Check every line of the entries for the string "Omega" and return the ones that contain it.

[Figure record extracts]
◇ ◇ ◇ ◇

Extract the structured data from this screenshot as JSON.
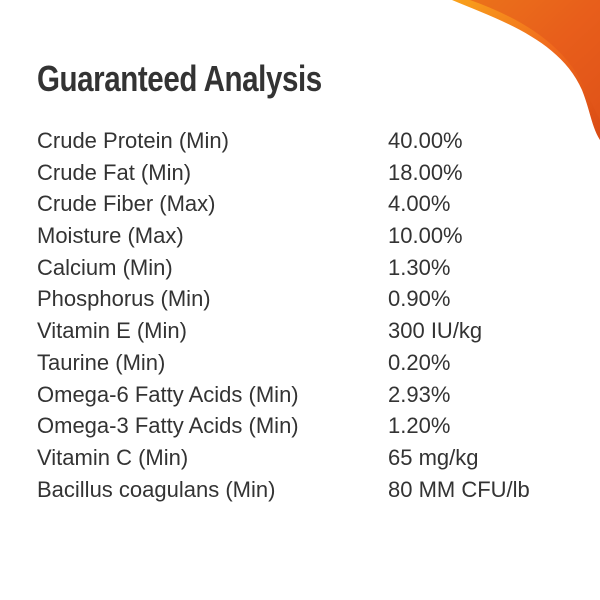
{
  "header": {
    "title": "Guaranteed Analysis"
  },
  "table": {
    "rows": [
      [
        "Crude Protein (Min)",
        "40.00%"
      ],
      [
        "Crude Fat (Min)",
        "18.00%"
      ],
      [
        "Crude Fiber (Max)",
        "4.00%"
      ],
      [
        "Moisture (Max)",
        "10.00%"
      ],
      [
        "Calcium (Min)",
        "1.30%"
      ],
      [
        "Phosphorus (Min)",
        "0.90%"
      ],
      [
        "Vitamin E (Min)",
        "300 IU/kg"
      ],
      [
        "Taurine (Min)",
        "0.20%"
      ],
      [
        "Omega-6 Fatty Acids (Min)",
        "2.93%"
      ],
      [
        "Omega-3 Fatty Acids (Min)",
        "1.20%"
      ],
      [
        "Vitamin C (Min)",
        "65 mg/kg"
      ],
      [
        "Bacillus coagulans (Min)",
        "80 MM CFU/lb"
      ]
    ]
  }
}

◇ ◇ ◇ ◇

Exercise response
        "Omega-6 Fatty Acids (Min)",
        "Omega-3 Fatty Acids (Min)",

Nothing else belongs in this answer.